• SET TASK: Print each item below verbatim, line for line, leaving out the pictures.

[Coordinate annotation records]
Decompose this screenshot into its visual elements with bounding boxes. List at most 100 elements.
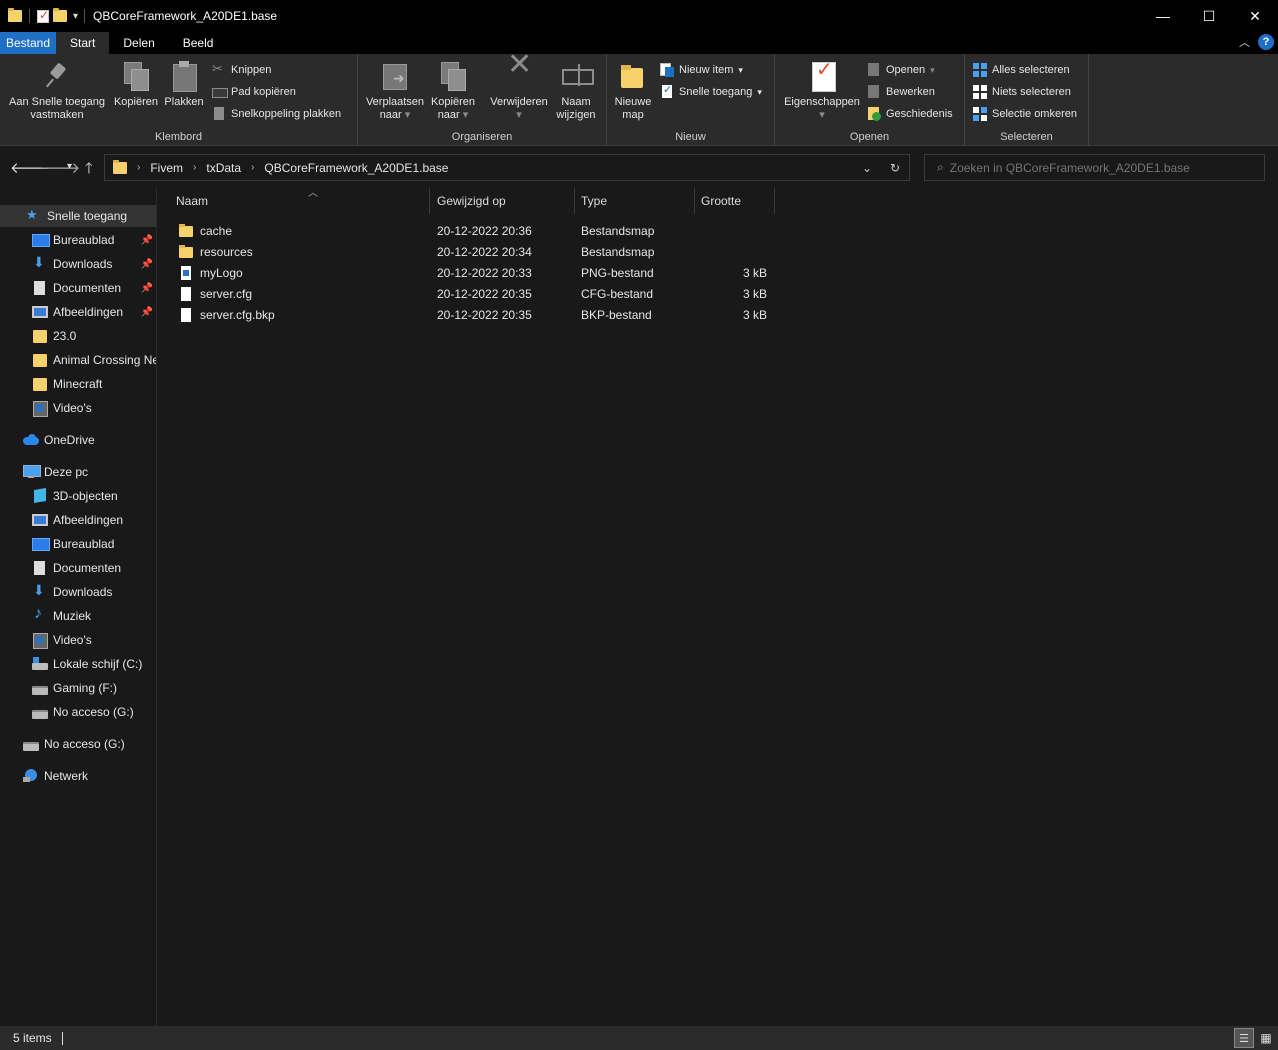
sidebar-item-network[interactable]: Netwerk <box>0 765 156 787</box>
pin-quick-access-button[interactable]: Aan Snelle toegang vastmaken <box>6 60 108 122</box>
properties-button[interactable]: Eigenschappen ▾ <box>781 60 863 122</box>
search-box[interactable]: ⌕ <box>924 154 1265 181</box>
sidebar-item-label: Afbeeldingen <box>53 305 124 319</box>
sidebar-item-music[interactable]: Muziek <box>0 605 156 627</box>
tab-bestand[interactable]: Bestand <box>0 32 57 54</box>
up-arrow-icon[interactable]: 🡑 <box>85 158 93 183</box>
paste-shortcut-button[interactable]: Snelkoppeling plakken <box>212 107 341 121</box>
details-view-button[interactable] <box>1234 1028 1254 1048</box>
sidebar-item-drive-g-root[interactable]: No acceso (G:) <box>0 733 156 755</box>
invert-selection-button[interactable]: Selectie omkeren <box>973 107 1077 121</box>
sidebar-item-quick-access[interactable]: Snelle toegang <box>0 205 156 227</box>
tab-start[interactable]: Start <box>56 32 110 54</box>
move-to-button[interactable]: Verplaatsen naar ▾ <box>364 60 426 122</box>
sidebar-item-label: Deze pc <box>44 465 89 479</box>
chevron-right-icon[interactable]: › <box>193 162 196 173</box>
sidebar-item-pictures[interactable]: Afbeeldingen 📌 <box>0 301 156 323</box>
address-history-chevron-icon[interactable]: ⌄ <box>853 161 881 175</box>
sidebar-item-label: Bureaublad <box>53 537 115 551</box>
sidebar-item-drive-c[interactable]: Lokale schijf (C:) <box>0 653 156 675</box>
folder-icon <box>179 223 193 238</box>
table-row[interactable]: server.cfg 20-12-2022 20:35 CFG-bestand … <box>172 283 772 304</box>
forward-arrow-icon[interactable]: 🡒 <box>40 158 80 177</box>
history-button[interactable]: Geschiedenis <box>867 107 953 121</box>
sidebar-item-pc-documents[interactable]: Documenten <box>0 557 156 579</box>
sidebar-item-desktop[interactable]: Bureaublad 📌 <box>0 229 156 251</box>
sidebar-item-pc-desktop[interactable]: Bureaublad <box>0 533 156 555</box>
chevron-right-icon[interactable]: › <box>137 162 140 173</box>
new-item-label: Nieuw item <box>679 64 734 76</box>
pin-icon[interactable]: 📌 <box>141 235 153 246</box>
edit-button[interactable]: Bewerken <box>867 85 935 99</box>
sidebar-item-pc-pictures[interactable]: Afbeeldingen <box>0 509 156 531</box>
sidebar-item-downloads[interactable]: Downloads 📌 <box>0 253 156 275</box>
sidebar-item-drive-g[interactable]: No acceso (G:) <box>0 701 156 723</box>
collapse-ribbon-icon[interactable]: ︿ <box>1239 34 1250 50</box>
chevron-down-icon[interactable]: ▾ <box>73 11 78 22</box>
pin-icon[interactable]: 📌 <box>141 307 153 318</box>
breadcrumb-txdata[interactable]: txData <box>206 161 241 175</box>
select-all-button[interactable]: Alles selecteren <box>973 63 1070 77</box>
cut-button[interactable]: Knippen <box>212 61 271 77</box>
sidebar-item-label: Animal Crossing New Horizons <box>53 353 156 367</box>
file-icon <box>179 307 193 322</box>
tab-delen[interactable]: Delen <box>109 32 168 54</box>
column-header-type[interactable]: Type <box>575 188 695 214</box>
refresh-icon[interactable]: ↻ <box>881 161 909 175</box>
table-row[interactable]: server.cfg.bkp 20-12-2022 20:35 BKP-best… <box>172 304 772 325</box>
table-row[interactable]: resources 20-12-2022 20:34 Bestandsmap <box>172 241 772 262</box>
column-header-modified[interactable]: Gewijzigd op <box>431 188 575 214</box>
breadcrumb-fivem[interactable]: Fivem <box>150 161 183 175</box>
sidebar-item-label: Muziek <box>53 609 92 623</box>
help-icon[interactable]: ? <box>1258 34 1274 50</box>
maximize-button[interactable]: ☐ <box>1186 0 1232 32</box>
music-icon <box>32 605 48 623</box>
easy-access-button[interactable]: Snelle toegang ▾ <box>660 83 762 99</box>
recent-locations-chevron-icon[interactable]: ▾ <box>67 161 72 172</box>
sidebar-item-this-pc[interactable]: Deze pc <box>0 461 156 483</box>
large-icons-view-button[interactable] <box>1256 1028 1276 1048</box>
details-view-icon <box>1239 1031 1249 1045</box>
minimize-button[interactable]: — <box>1140 0 1186 32</box>
new-item-button[interactable]: Nieuw item ▾ <box>660 63 743 77</box>
tab-beeld[interactable]: Beeld <box>169 32 228 54</box>
pin-icon[interactable]: 📌 <box>141 283 153 294</box>
address-bar[interactable]: › Fivem › txData › QBCoreFramework_A20DE… <box>104 154 910 181</box>
chevron-right-icon[interactable]: › <box>251 162 254 173</box>
sidebar-item-label: Minecraft <box>53 377 103 391</box>
sidebar-item-23[interactable]: 23.0 <box>0 325 156 347</box>
invert-selection-label: Selectie omkeren <box>992 108 1077 120</box>
delete-button[interactable]: Verwijderen ▾ <box>486 58 552 122</box>
folder-icon <box>32 353 48 367</box>
column-header-name[interactable]: ︿ Naam <box>170 188 430 214</box>
breadcrumb-current[interactable]: QBCoreFramework_A20DE1.base <box>264 161 448 175</box>
sidebar-item-drive-f[interactable]: Gaming (F:) <box>0 677 156 699</box>
rename-button[interactable]: Naam wijzigen <box>554 60 598 122</box>
sidebar-item-minecraft[interactable]: Minecraft <box>0 373 156 395</box>
column-header-size[interactable]: Grootte <box>695 188 775 214</box>
close-button[interactable]: ✕ <box>1232 0 1278 32</box>
paste-button[interactable]: Plakken <box>163 60 205 109</box>
sidebar-item-label: Video's <box>53 633 92 647</box>
sidebar-item-documents[interactable]: Documenten 📌 <box>0 277 156 299</box>
sidebar-item-3d-objects[interactable]: 3D-objecten <box>0 485 156 507</box>
copy-path-button[interactable]: Pad kopiëren <box>212 85 296 99</box>
pin-icon[interactable]: 📌 <box>141 259 153 270</box>
sidebar-item-videos[interactable]: Video's <box>0 397 156 419</box>
select-none-button[interactable]: Niets selecteren <box>973 85 1071 99</box>
search-input[interactable] <box>949 160 1250 175</box>
sidebar-item-animal-crossing[interactable]: Animal Crossing New Horizons <box>0 349 156 371</box>
new-folder-button[interactable]: Nieuwe map <box>611 60 655 122</box>
sidebar-item-onedrive[interactable]: OneDrive <box>0 429 156 451</box>
sidebar-item-pc-videos[interactable]: Video's <box>0 629 156 651</box>
rename-icon <box>560 60 594 92</box>
chevron-down-icon: ▾ <box>930 64 935 75</box>
new-folder-icon[interactable] <box>53 8 67 22</box>
sidebar-item-pc-downloads[interactable]: Downloads <box>0 581 156 603</box>
copy-to-button[interactable]: Kopiëren naar ▾ <box>429 60 477 122</box>
copy-button[interactable]: Kopiëren <box>113 60 159 109</box>
table-row[interactable]: myLogo 20-12-2022 20:33 PNG-bestand 3 kB <box>172 262 772 283</box>
open-button[interactable]: Openen ▾ <box>867 63 935 77</box>
table-row[interactable]: cache 20-12-2022 20:36 Bestandsmap <box>172 220 772 241</box>
properties-icon[interactable] <box>37 8 49 23</box>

• RESPONSE TO THE EXERCISE:
Decompose this screenshot into its visual elements with bounding boxes. List at most 100 elements.
sidebar-item-network[interactable]: Netwerk <box>0 765 156 787</box>
pin-quick-access-button[interactable]: Aan Snelle toegang vastmaken <box>6 60 108 122</box>
properties-button[interactable]: Eigenschappen ▾ <box>781 60 863 122</box>
search-box[interactable]: ⌕ <box>924 154 1265 181</box>
sidebar-item-label: Afbeeldingen <box>53 305 124 319</box>
sidebar-item-music[interactable]: Muziek <box>0 605 156 627</box>
tab-bestand[interactable]: Bestand <box>0 32 57 54</box>
up-arrow-icon[interactable]: 🡑 <box>85 158 93 183</box>
paste-shortcut-button[interactable]: Snelkoppeling plakken <box>212 107 341 121</box>
details-view-button[interactable] <box>1234 1028 1254 1048</box>
sidebar-item-drive-g-root[interactable]: No acceso (G:) <box>0 733 156 755</box>
invert-selection-button[interactable]: Selectie omkeren <box>973 107 1077 121</box>
sidebar-item-quick-access[interactable]: Snelle toegang <box>0 205 156 227</box>
tab-start[interactable]: Start <box>56 32 110 54</box>
move-to-button[interactable]: Verplaatsen naar ▾ <box>364 60 426 122</box>
sidebar-item-label: Deze pc <box>44 465 89 479</box>
chevron-right-icon[interactable]: › <box>193 162 196 173</box>
sidebar-item-pictures[interactable]: Afbeeldingen 📌 <box>0 301 156 323</box>
address-history-chevron-icon[interactable]: ⌄ <box>853 161 881 175</box>
sidebar-item-label: Bureaublad <box>53 537 115 551</box>
sidebar-item-drive-c[interactable]: Lokale schijf (C:) <box>0 653 156 675</box>
folder-icon <box>179 223 193 238</box>
table-row[interactable]: server.cfg 20-12-2022 20:35 CFG-bestand … <box>172 283 772 304</box>
forward-arrow-icon[interactable]: 🡒 <box>40 158 80 177</box>
history-button[interactable]: Geschiedenis <box>867 107 953 121</box>
sidebar-item-pc-documents[interactable]: Documenten <box>0 557 156 579</box>
sidebar-item-desktop[interactable]: Bureaublad 📌 <box>0 229 156 251</box>
sidebar-item-pc-desktop[interactable]: Bureaublad <box>0 533 156 555</box>
chevron-right-icon[interactable]: › <box>137 162 140 173</box>
new-item-label: Nieuw item <box>679 64 734 76</box>
pin-icon[interactable]: 📌 <box>141 235 153 246</box>
edit-button[interactable]: Bewerken <box>867 85 935 99</box>
sidebar-item-pc-pictures[interactable]: Afbeeldingen <box>0 509 156 531</box>
sidebar-item-downloads[interactable]: Downloads 📌 <box>0 253 156 275</box>
sidebar-item-drive-g[interactable]: No acceso (G:) <box>0 701 156 723</box>
collapse-ribbon-icon[interactable]: ︿ <box>1239 34 1250 50</box>
chevron-down-icon[interactable]: ▾ <box>73 11 78 22</box>
pin-icon[interactable]: 📌 <box>141 307 153 318</box>
breadcrumb-txdata[interactable]: txData <box>206 161 241 175</box>
select-all-button[interactable]: Alles selecteren <box>973 63 1070 77</box>
cut-button[interactable]: Knippen <box>212 61 271 77</box>
sidebar-item-label: Animal Crossing New Horizons <box>53 353 156 367</box>
file-icon <box>179 307 193 322</box>
tab-delen[interactable]: Delen <box>109 32 168 54</box>
column-header-type[interactable]: Type <box>575 188 695 214</box>
refresh-icon[interactable]: ↻ <box>881 161 909 175</box>
table-row[interactable]: server.cfg.bkp 20-12-2022 20:35 BKP-best… <box>172 304 772 325</box>
table-row[interactable]: resources 20-12-2022 20:34 Bestandsmap <box>172 241 772 262</box>
column-header-modified[interactable]: Gewijzigd op <box>431 188 575 214</box>
breadcrumb-fivem[interactable]: Fivem <box>150 161 183 175</box>
sidebar-item-label: Muziek <box>53 609 92 623</box>
help-icon[interactable]: ? <box>1258 34 1274 50</box>
maximize-button[interactable]: ☐ <box>1186 0 1232 32</box>
music-icon <box>32 605 48 623</box>
easy-access-button[interactable]: Snelle toegang ▾ <box>660 83 762 99</box>
recent-locations-chevron-icon[interactable]: ▾ <box>67 161 72 172</box>
sidebar-item-this-pc[interactable]: Deze pc <box>0 461 156 483</box>
large-icons-view-button[interactable] <box>1256 1028 1276 1048</box>
details-view-icon <box>1239 1031 1249 1045</box>
minimize-button[interactable]: — <box>1140 0 1186 32</box>
new-item-button[interactable]: Nieuw item ▾ <box>660 63 743 77</box>
tab-beeld[interactable]: Beeld <box>169 32 228 54</box>
pin-icon[interactable]: 📌 <box>141 283 153 294</box>
address-bar[interactable]: › Fivem › txData › QBCoreFramework_A20DE… <box>104 154 910 181</box>
chevron-right-icon[interactable]: › <box>251 162 254 173</box>
sidebar-item-label: Minecraft <box>53 377 103 391</box>
sidebar-item-23[interactable]: 23.0 <box>0 325 156 347</box>
invert-selection-label: Selectie omkeren <box>992 108 1077 120</box>
delete-button[interactable]: Verwijderen ▾ <box>486 58 552 122</box>
folder-icon <box>32 353 48 367</box>
column-header-name[interactable]: ︿ Naam <box>170 188 430 214</box>
breadcrumb-current[interactable]: QBCoreFramework_A20DE1.base <box>264 161 448 175</box>
sidebar-item-drive-f[interactable]: Gaming (F:) <box>0 677 156 699</box>
rename-button[interactable]: Naam wijzigen <box>554 60 598 122</box>
sidebar-item-minecraft[interactable]: Minecraft <box>0 373 156 395</box>
column-header-size[interactable]: Grootte <box>695 188 775 214</box>
close-button[interactable]: ✕ <box>1232 0 1278 32</box>
paste-button[interactable]: Plakken <box>163 60 205 109</box>
sidebar-item-label: Video's <box>53 633 92 647</box>
sidebar-item-documents[interactable]: Documenten 📌 <box>0 277 156 299</box>
sidebar-item-3d-objects[interactable]: 3D-objecten <box>0 485 156 507</box>
copy-path-button[interactable]: Pad kopiëren <box>212 85 296 99</box>
pin-icon[interactable]: 📌 <box>141 259 153 270</box>
sidebar-item-videos[interactable]: Video's <box>0 397 156 419</box>
select-none-button[interactable]: Niets selecteren <box>973 85 1071 99</box>
search-input[interactable] <box>949 160 1250 175</box>
sidebar-item-animal-crossing[interactable]: Animal Crossing New Horizons <box>0 349 156 371</box>
new-folder-button[interactable]: Nieuwe map <box>611 60 655 122</box>
sidebar-item-onedrive[interactable]: OneDrive <box>0 429 156 451</box>
sidebar-item-pc-videos[interactable]: Video's <box>0 629 156 651</box>
rename-icon <box>560 60 594 92</box>
chevron-down-icon: ▾ <box>930 64 935 75</box>
new-folder-icon[interactable] <box>53 8 67 22</box>
sidebar-item-pc-downloads[interactable]: Downloads <box>0 581 156 603</box>
copy-to-button[interactable]: Kopiëren naar ▾ <box>429 60 477 122</box>
copy-button[interactable]: Kopiëren <box>113 60 159 109</box>
table-row[interactable]: myLogo 20-12-2022 20:33 PNG-bestand 3 kB <box>172 262 772 283</box>
open-button[interactable]: Openen ▾ <box>867 63 935 77</box>
table-row[interactable]: cache 20-12-2022 20:36 Bestandsmap <box>172 220 772 241</box>
properties-icon[interactable] <box>37 8 49 23</box>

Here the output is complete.